INPUT FOR THIS TASK:
------------------------------------------------

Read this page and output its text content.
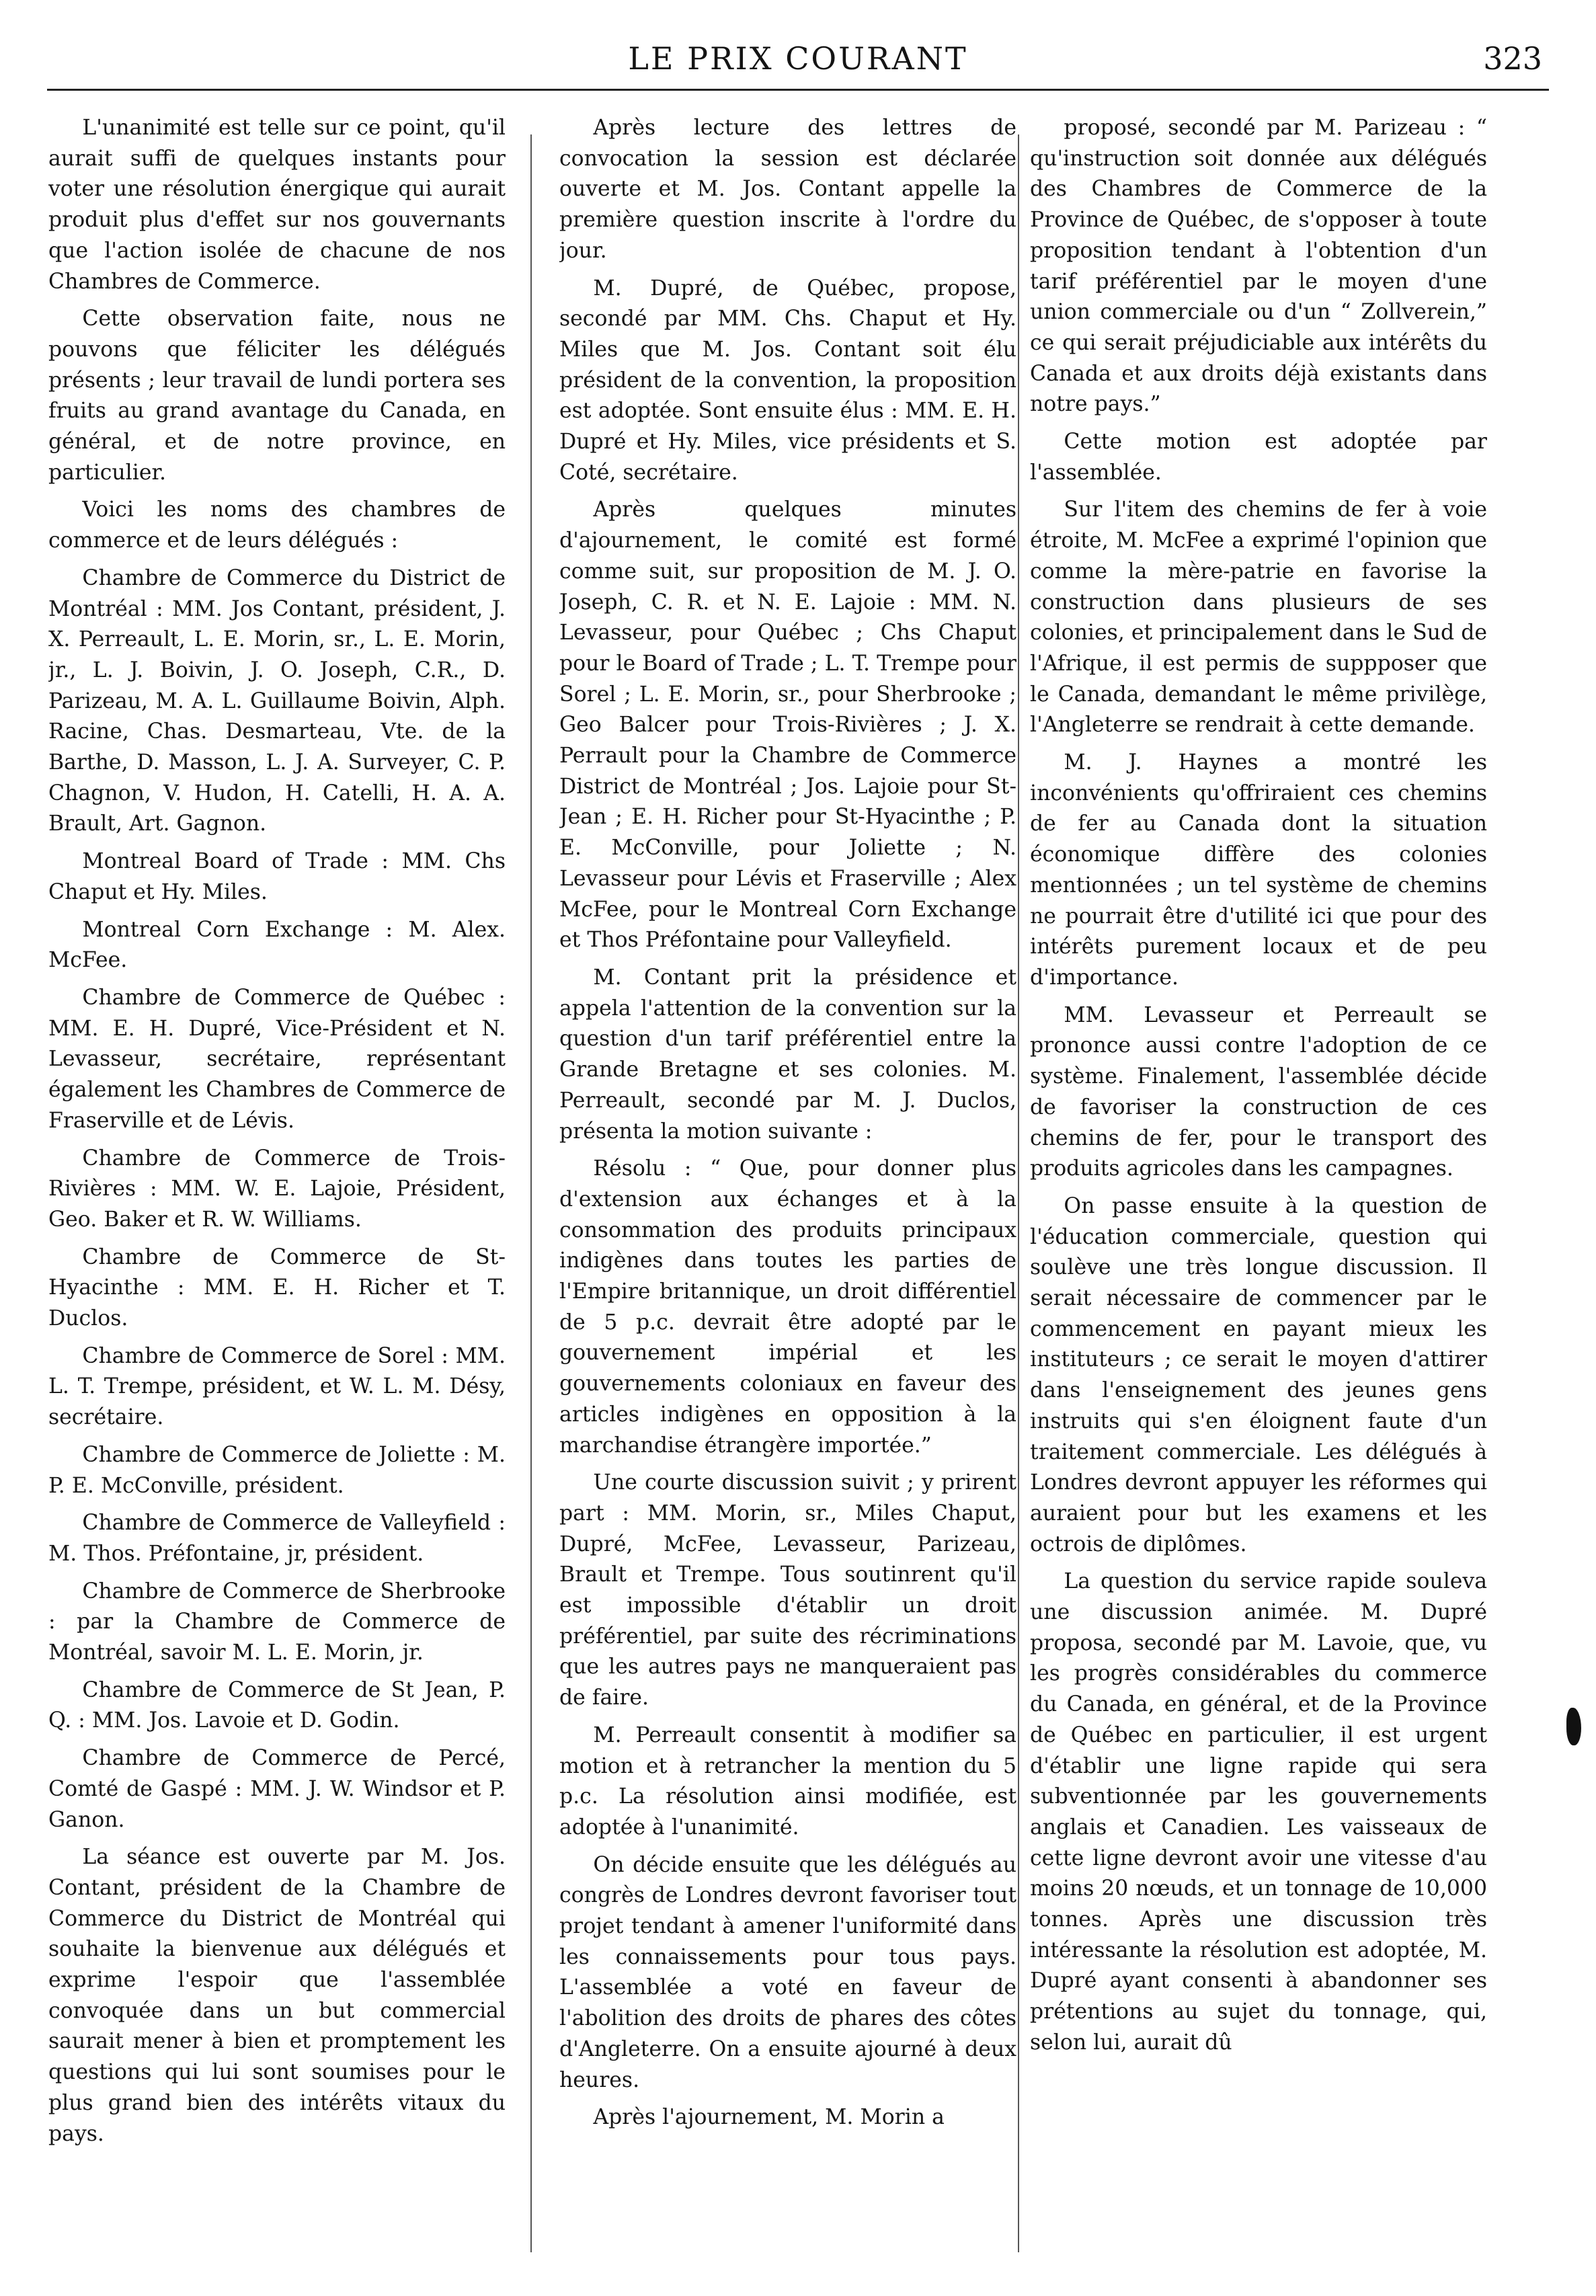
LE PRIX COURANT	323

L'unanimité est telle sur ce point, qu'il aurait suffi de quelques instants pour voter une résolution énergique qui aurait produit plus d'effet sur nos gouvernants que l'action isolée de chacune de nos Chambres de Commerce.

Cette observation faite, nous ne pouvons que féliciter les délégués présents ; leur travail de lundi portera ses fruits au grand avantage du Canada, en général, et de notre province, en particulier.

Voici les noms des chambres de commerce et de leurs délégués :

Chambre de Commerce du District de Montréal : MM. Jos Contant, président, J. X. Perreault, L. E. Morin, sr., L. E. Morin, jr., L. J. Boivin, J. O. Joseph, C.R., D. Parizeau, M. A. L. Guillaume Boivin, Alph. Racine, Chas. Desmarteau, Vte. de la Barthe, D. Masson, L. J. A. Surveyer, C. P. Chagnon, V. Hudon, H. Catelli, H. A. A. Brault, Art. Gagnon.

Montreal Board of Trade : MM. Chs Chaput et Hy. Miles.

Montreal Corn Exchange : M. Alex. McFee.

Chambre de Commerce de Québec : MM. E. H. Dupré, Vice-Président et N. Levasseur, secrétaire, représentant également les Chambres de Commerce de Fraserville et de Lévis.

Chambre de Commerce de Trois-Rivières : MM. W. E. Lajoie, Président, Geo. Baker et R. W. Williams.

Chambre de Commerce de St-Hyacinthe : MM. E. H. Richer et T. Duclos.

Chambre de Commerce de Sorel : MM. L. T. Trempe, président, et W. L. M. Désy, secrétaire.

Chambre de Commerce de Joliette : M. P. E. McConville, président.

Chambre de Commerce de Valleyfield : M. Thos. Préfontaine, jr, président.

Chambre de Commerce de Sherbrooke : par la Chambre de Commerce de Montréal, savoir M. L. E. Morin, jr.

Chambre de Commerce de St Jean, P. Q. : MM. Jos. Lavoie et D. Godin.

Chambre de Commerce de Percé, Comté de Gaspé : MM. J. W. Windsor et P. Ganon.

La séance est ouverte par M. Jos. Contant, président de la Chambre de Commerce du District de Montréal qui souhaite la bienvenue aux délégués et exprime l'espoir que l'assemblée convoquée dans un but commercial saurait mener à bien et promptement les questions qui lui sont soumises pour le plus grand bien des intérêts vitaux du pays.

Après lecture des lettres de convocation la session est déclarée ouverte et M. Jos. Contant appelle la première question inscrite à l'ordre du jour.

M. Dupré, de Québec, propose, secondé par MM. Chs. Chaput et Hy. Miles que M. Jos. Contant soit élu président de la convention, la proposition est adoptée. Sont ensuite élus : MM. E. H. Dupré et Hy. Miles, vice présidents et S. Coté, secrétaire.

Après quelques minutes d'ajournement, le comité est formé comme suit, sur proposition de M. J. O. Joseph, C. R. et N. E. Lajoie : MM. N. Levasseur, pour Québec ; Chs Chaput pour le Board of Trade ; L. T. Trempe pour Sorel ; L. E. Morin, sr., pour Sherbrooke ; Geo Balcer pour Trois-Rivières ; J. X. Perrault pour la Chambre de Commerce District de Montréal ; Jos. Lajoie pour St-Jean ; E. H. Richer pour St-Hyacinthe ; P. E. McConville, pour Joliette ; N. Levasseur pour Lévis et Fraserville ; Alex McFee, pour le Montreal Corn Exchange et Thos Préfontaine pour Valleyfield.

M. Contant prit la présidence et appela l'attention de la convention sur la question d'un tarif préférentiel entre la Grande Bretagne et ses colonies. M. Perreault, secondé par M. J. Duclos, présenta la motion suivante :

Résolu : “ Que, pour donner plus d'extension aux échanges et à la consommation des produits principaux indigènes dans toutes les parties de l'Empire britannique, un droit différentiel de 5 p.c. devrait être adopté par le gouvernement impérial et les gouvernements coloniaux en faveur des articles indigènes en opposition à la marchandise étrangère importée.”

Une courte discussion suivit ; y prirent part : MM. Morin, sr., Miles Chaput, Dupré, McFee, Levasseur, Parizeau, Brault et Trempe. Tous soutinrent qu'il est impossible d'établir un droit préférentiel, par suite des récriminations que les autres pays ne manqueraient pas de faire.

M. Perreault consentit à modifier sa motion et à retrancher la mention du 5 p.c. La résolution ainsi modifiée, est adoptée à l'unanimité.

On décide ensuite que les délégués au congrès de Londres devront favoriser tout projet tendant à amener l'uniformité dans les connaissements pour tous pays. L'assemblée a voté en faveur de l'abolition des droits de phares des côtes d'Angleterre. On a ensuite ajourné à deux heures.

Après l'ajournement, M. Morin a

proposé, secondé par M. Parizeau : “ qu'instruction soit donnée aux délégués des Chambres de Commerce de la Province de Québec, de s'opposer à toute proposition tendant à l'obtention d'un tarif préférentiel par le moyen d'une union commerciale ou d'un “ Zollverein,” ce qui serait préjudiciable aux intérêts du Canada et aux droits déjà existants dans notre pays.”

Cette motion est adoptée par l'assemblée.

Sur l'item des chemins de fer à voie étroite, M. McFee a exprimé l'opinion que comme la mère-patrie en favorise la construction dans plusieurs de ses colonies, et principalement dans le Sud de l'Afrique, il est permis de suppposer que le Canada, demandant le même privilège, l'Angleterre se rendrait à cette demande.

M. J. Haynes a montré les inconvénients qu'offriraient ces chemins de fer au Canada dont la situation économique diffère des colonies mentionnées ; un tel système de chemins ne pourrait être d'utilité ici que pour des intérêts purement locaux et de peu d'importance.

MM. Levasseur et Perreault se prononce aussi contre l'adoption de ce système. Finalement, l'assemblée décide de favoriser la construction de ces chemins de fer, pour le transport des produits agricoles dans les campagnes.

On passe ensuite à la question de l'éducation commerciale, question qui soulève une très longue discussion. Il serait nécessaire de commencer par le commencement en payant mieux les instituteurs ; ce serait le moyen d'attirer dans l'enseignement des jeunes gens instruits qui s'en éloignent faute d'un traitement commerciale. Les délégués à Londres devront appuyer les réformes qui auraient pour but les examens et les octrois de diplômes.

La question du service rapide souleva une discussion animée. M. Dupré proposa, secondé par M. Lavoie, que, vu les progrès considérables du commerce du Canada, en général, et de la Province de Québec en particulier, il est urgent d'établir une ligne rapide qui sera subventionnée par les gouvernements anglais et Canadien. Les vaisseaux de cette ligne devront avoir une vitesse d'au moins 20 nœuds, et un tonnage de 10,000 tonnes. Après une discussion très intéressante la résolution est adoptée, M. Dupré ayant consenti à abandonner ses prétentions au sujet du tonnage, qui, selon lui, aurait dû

------------------------------------------------

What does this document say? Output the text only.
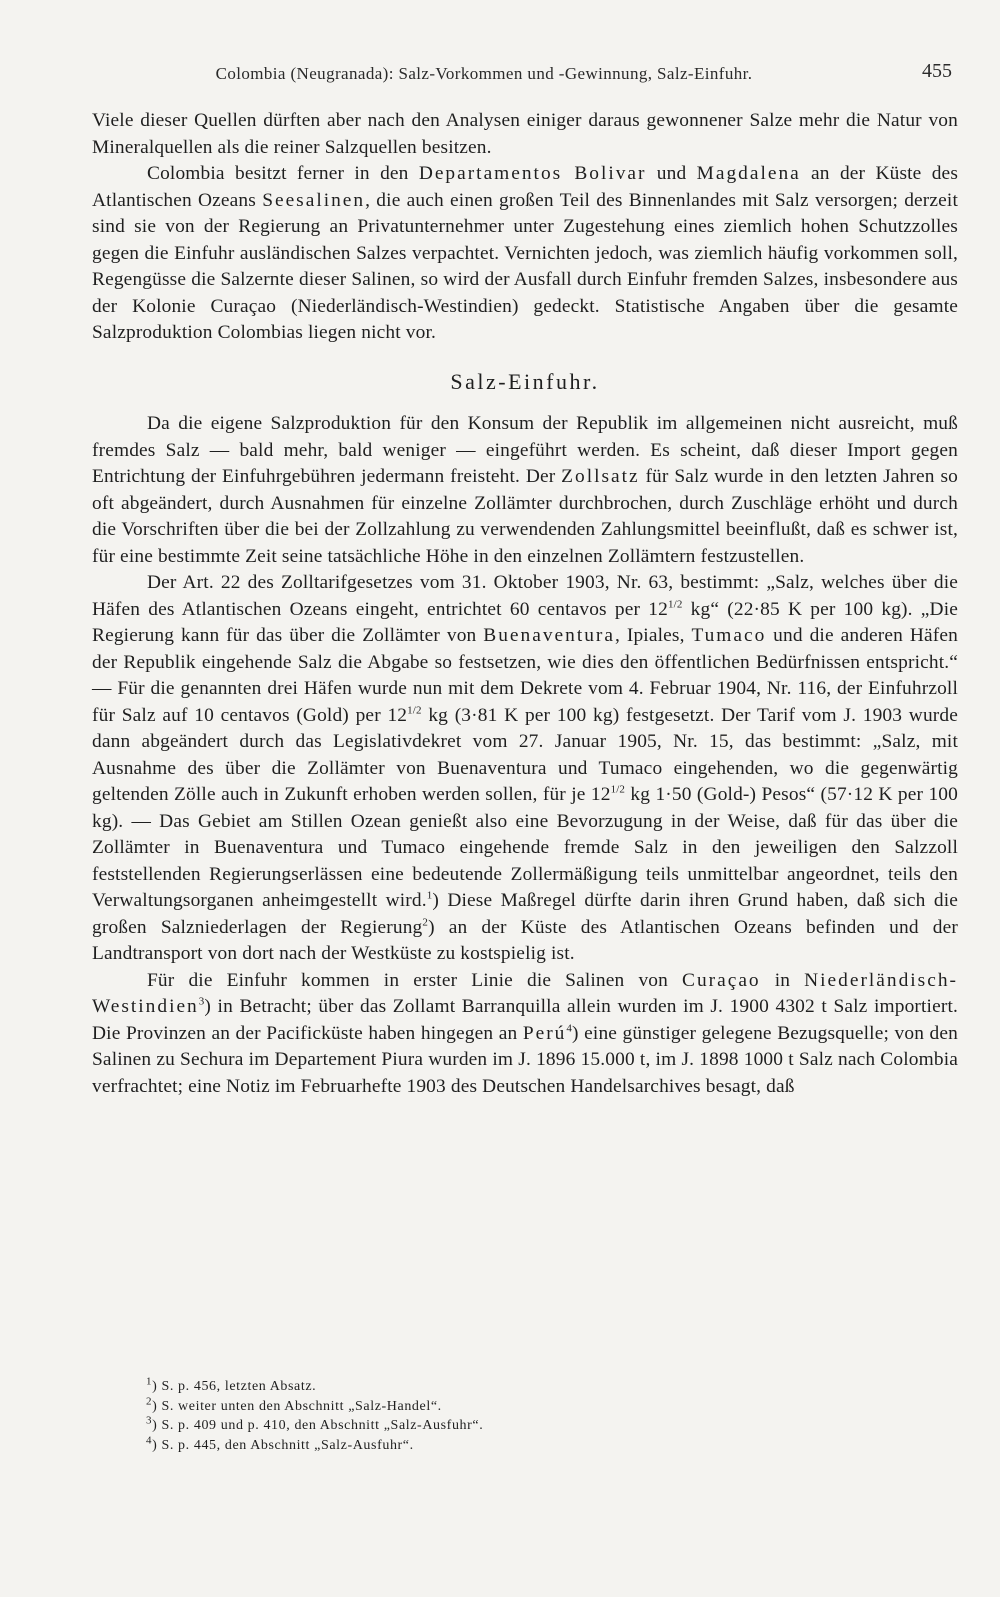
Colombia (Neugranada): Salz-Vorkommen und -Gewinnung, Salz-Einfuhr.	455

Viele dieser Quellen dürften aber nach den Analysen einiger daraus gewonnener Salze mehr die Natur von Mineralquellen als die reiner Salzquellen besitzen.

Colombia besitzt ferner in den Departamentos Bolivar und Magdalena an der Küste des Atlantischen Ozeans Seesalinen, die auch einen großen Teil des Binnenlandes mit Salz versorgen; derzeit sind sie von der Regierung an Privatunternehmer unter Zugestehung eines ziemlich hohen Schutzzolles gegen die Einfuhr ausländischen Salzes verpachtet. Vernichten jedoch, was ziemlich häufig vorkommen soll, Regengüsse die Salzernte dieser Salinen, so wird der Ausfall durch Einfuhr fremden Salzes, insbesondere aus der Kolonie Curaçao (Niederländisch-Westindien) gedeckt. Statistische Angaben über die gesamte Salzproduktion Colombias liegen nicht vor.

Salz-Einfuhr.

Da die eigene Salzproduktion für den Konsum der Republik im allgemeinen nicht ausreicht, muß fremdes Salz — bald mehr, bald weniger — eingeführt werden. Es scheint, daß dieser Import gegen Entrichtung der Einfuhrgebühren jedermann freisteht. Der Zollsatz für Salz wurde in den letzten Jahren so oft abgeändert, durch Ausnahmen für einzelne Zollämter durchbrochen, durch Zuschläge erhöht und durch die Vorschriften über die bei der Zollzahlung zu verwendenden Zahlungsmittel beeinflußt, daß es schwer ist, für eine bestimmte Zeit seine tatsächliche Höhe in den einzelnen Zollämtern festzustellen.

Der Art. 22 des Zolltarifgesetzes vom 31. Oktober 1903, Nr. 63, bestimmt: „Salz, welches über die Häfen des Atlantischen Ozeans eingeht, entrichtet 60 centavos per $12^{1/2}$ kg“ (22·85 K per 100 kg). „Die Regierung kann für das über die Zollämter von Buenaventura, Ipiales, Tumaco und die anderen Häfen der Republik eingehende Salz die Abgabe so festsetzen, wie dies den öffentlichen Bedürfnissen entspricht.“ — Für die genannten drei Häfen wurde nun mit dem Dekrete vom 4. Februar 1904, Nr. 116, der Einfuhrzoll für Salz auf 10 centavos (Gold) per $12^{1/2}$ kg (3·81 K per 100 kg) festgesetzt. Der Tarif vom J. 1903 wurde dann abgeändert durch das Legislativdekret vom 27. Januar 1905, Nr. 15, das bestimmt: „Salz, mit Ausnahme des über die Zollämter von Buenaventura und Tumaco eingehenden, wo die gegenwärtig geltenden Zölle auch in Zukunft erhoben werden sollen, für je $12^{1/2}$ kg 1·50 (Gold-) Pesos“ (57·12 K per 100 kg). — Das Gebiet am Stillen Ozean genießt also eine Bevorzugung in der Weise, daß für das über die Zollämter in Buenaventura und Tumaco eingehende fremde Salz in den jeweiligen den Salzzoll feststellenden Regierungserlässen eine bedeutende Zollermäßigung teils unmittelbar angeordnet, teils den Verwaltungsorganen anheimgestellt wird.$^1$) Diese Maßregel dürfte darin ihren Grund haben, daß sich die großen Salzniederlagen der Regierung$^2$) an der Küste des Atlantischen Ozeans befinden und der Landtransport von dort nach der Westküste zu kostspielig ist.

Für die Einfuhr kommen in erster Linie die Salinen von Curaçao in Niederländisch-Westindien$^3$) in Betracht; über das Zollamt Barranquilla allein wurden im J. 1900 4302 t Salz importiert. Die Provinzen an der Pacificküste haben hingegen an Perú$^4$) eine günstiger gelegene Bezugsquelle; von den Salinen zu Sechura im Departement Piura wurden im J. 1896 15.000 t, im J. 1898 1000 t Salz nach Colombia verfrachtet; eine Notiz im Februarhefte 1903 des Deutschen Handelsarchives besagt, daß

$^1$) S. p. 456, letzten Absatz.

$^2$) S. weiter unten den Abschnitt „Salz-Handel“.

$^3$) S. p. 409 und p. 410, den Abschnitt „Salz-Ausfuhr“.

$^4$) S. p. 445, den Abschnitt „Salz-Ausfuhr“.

------------------------------------------------

WHAT TO PRODUCE: Filter the data, keeping only the lines that contain "nicht".

REPLY:
Colombia besitzt ferner in den Departamentos Bolivar und Magdalena an der Küste des Atlantischen Ozeans Seesalinen, die auch einen großen Teil des Binnenlandes mit Salz versorgen; derzeit sind sie von der Regierung an Privatunternehmer unter Zugestehung eines ziemlich hohen Schutzzolles gegen die Einfuhr ausländischen Salzes verpachtet. Vernichten jedoch, was ziemlich häufig vorkommen soll, Regengüsse die Salzernte dieser Salinen, so wird der Ausfall durch Einfuhr fremden Salzes, insbesondere aus der Kolonie Curaçao (Niederländisch-Westindien) gedeckt. Statistische Angaben über die gesamte Salzproduktion Colombias liegen nicht vor.
Da die eigene Salzproduktion für den Konsum der Republik im allgemeinen nicht ausreicht, muß fremdes Salz — bald mehr, bald weniger — eingeführt werden. Es scheint, daß dieser Import gegen Entrichtung der Einfuhrgebühren jedermann freisteht. Der Zollsatz für Salz wurde in den letzten Jahren so oft abgeändert, durch Ausnahmen für einzelne Zollämter durchbrochen, durch Zuschläge erhöht und durch die Vorschriften über die bei der Zollzahlung zu verwendenden Zahlungsmittel beeinflußt, daß es schwer ist, für eine bestimmte Zeit seine tatsächliche Höhe in den einzelnen Zollämtern festzustellen.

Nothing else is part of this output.